**WHAT THE EXERCISE ASKS:** Write out exactly the lines below that run from the line containing "Output the text content of this document." through the last line of the records.

━━━

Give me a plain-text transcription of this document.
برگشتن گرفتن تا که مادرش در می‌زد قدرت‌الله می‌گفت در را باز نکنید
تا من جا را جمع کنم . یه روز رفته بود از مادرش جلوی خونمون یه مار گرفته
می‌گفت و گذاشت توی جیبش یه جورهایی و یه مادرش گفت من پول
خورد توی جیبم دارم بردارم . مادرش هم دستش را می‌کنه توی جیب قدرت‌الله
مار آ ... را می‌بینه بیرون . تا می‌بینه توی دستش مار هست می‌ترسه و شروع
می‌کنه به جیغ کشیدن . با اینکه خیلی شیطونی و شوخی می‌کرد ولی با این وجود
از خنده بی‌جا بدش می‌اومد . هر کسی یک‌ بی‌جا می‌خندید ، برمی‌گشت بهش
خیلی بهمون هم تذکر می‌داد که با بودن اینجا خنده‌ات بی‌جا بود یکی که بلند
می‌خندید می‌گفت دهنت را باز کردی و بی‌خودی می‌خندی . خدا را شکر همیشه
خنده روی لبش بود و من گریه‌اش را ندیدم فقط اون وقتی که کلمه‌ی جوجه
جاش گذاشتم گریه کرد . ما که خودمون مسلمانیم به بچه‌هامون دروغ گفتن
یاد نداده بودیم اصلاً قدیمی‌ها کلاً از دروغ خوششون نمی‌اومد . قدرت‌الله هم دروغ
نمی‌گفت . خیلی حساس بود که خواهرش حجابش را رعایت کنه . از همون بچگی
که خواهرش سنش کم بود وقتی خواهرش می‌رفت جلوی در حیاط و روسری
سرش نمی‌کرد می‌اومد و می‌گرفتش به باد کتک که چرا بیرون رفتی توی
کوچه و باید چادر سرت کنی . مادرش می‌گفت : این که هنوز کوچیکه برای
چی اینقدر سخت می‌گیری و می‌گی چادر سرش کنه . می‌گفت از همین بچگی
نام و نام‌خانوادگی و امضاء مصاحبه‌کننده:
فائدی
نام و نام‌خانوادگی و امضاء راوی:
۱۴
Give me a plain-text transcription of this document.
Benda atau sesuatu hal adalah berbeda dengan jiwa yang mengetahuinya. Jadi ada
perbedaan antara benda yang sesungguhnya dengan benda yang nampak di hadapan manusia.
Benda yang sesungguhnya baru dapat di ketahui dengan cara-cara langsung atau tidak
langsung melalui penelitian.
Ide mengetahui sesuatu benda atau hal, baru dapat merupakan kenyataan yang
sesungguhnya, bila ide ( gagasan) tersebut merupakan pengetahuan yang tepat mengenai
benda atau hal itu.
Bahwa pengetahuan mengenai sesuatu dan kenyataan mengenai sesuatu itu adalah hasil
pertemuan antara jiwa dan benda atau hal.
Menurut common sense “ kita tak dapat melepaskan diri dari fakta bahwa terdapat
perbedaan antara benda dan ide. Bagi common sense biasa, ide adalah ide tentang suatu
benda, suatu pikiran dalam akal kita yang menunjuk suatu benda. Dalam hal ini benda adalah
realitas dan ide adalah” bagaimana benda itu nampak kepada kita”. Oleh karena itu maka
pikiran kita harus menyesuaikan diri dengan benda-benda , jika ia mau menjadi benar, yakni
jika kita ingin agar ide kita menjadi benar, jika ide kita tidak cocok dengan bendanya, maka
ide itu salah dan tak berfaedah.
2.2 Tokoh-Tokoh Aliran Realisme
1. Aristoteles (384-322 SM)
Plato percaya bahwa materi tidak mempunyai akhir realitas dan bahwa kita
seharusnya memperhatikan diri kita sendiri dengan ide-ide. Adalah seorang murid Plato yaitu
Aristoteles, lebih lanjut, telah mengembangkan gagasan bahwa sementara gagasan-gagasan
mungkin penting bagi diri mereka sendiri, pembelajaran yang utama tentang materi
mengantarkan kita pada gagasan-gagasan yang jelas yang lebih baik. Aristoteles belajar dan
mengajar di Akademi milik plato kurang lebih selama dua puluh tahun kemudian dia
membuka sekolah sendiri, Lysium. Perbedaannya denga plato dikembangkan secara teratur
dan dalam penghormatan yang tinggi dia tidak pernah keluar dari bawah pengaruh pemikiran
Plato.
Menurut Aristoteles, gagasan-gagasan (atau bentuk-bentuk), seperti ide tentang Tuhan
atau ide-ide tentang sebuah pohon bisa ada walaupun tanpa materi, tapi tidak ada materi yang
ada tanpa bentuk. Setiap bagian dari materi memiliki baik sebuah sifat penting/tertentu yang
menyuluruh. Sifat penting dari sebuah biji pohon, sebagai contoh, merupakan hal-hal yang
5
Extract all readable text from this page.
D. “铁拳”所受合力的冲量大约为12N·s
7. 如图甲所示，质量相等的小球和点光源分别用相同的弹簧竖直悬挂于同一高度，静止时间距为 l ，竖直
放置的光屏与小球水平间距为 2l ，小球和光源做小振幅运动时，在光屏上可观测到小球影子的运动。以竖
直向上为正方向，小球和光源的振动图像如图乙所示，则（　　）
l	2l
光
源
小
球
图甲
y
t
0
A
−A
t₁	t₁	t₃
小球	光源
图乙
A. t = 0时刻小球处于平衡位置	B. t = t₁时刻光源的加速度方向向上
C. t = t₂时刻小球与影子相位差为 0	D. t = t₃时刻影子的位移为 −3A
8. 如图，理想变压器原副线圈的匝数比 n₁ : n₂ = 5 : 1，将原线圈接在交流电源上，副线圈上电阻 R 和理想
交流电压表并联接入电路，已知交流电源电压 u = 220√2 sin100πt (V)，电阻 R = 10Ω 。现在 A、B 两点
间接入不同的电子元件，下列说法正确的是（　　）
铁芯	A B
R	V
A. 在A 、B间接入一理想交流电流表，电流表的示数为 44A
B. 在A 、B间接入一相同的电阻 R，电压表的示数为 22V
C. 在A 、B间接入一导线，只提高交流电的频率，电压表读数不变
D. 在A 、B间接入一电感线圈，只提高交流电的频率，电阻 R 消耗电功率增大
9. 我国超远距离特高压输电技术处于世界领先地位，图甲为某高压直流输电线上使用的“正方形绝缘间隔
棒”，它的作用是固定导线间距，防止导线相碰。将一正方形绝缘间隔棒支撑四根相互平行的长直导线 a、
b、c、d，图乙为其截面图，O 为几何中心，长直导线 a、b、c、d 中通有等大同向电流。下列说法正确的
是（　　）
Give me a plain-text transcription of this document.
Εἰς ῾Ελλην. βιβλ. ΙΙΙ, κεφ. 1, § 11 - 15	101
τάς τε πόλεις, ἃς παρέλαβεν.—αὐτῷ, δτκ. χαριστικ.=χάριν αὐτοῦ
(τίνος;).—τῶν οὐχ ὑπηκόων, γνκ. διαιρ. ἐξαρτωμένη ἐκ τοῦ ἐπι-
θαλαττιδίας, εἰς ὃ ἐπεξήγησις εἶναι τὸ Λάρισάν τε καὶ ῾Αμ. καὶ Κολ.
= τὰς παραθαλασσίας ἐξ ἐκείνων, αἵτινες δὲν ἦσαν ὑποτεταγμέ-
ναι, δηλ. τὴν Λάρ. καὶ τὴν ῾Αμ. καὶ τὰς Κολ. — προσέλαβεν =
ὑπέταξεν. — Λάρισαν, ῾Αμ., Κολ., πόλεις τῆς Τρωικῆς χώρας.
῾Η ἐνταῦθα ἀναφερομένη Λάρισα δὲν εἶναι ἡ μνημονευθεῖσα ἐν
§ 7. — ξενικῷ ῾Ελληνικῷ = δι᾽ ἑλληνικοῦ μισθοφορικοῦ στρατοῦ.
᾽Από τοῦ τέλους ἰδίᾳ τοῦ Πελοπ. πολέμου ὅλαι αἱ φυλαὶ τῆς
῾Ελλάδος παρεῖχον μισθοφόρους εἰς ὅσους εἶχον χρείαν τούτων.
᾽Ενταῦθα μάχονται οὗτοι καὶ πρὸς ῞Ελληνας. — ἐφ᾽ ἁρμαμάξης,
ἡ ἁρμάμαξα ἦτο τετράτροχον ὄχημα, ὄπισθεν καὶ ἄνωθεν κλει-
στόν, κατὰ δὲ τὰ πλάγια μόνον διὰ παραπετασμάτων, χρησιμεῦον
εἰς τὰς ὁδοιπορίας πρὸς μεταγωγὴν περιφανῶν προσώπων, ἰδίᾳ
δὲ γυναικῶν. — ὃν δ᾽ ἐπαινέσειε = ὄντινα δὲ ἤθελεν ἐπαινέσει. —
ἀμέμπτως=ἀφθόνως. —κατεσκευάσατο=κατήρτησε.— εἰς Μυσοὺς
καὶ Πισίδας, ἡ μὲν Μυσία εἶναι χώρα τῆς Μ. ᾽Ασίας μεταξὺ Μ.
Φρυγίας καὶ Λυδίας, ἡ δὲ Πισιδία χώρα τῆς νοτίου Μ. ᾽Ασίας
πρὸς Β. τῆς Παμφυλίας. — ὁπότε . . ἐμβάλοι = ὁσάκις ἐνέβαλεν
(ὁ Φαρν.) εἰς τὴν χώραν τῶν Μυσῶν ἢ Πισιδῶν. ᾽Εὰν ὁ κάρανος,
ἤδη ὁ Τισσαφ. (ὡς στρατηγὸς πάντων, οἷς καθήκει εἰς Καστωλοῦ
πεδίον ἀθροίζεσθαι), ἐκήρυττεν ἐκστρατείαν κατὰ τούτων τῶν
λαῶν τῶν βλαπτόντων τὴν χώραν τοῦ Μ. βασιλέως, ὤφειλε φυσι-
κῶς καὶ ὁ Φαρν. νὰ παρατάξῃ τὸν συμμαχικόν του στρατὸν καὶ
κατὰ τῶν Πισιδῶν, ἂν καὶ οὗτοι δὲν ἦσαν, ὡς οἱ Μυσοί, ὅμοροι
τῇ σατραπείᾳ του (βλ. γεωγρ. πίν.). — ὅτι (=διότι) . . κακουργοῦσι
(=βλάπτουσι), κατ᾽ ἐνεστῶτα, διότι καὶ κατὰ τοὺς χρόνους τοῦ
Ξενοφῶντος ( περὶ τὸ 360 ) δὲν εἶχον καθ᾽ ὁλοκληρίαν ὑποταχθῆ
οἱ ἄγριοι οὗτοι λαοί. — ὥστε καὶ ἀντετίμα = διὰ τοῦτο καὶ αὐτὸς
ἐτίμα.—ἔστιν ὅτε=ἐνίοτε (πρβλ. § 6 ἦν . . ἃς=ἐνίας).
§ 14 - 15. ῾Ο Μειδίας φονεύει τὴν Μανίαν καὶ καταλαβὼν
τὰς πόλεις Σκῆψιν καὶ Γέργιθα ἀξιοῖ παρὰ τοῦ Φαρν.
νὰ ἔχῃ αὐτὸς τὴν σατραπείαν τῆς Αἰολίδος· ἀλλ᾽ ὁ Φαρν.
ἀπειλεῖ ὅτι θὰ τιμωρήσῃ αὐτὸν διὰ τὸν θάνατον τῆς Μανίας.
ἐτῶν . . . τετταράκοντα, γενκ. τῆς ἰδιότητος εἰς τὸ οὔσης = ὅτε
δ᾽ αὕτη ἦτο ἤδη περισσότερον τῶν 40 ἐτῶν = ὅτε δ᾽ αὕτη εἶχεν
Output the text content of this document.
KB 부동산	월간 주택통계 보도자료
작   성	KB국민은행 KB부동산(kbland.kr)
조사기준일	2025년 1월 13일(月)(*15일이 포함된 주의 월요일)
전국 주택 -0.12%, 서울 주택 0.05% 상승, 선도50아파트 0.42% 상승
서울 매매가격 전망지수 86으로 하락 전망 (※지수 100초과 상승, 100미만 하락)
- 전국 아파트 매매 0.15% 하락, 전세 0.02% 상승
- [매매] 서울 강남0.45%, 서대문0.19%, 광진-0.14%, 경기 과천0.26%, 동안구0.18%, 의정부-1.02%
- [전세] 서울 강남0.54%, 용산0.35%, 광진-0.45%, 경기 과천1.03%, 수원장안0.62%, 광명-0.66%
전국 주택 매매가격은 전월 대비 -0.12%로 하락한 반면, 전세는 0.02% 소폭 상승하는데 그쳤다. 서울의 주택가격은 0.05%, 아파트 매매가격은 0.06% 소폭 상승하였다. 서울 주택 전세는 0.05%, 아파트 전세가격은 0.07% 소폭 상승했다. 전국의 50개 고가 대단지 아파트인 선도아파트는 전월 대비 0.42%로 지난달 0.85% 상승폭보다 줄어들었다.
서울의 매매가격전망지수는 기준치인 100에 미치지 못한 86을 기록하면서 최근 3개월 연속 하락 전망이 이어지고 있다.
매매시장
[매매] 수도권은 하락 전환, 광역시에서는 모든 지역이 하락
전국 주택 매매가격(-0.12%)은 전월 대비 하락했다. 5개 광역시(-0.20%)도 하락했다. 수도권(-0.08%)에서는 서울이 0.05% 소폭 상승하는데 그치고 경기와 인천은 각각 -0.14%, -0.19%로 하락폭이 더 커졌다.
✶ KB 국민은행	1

━━━

**ANSWER TO THE EXERCISE:**
Output the text content of this document.
KB 부동산	월간 주택통계 보도자료
작   성	KB국민은행 KB부동산(kbland.kr)
조사기준일	2025년 1월 13일(月)(*15일이 포함된 주의 월요일)
전국 주택 -0.12%, 서울 주택 0.05% 상승, 선도50아파트 0.42% 상승
서울 매매가격 전망지수 86으로 하락 전망 (※지수 100초과 상승, 100미만 하락)
- 전국 아파트 매매 0.15% 하락, 전세 0.02% 상승
- [매매] 서울 강남0.45%, 서대문0.19%, 광진-0.14%, 경기 과천0.26%, 동안구0.18%, 의정부-1.02%
- [전세] 서울 강남0.54%, 용산0.35%, 광진-0.45%, 경기 과천1.03%, 수원장안0.62%, 광명-0.66%
전국 주택 매매가격은 전월 대비 -0.12%로 하락한 반면, 전세는 0.02% 소폭 상승하는데 그쳤다. 서울의 주택가격은 0.05%, 아파트 매매가격은 0.06% 소폭 상승하였다. 서울 주택 전세는 0.05%, 아파트 전세가격은 0.07% 소폭 상승했다. 전국의 50개 고가 대단지 아파트인 선도아파트는 전월 대비 0.42%로 지난달 0.85% 상승폭보다 줄어들었다.
서울의 매매가격전망지수는 기준치인 100에 미치지 못한 86을 기록하면서 최근 3개월 연속 하락 전망이 이어지고 있다.
매매시장
[매매] 수도권은 하락 전환, 광역시에서는 모든 지역이 하락
전국 주택 매매가격(-0.12%)은 전월 대비 하락했다. 5개 광역시(-0.20%)도 하락했다. 수도권(-0.08%)에서는 서울이 0.05% 소폭 상승하는데 그치고 경기와 인천은 각각 -0.14%, -0.19%로 하락폭이 더 커졌다.
✶ KB 국민은행	1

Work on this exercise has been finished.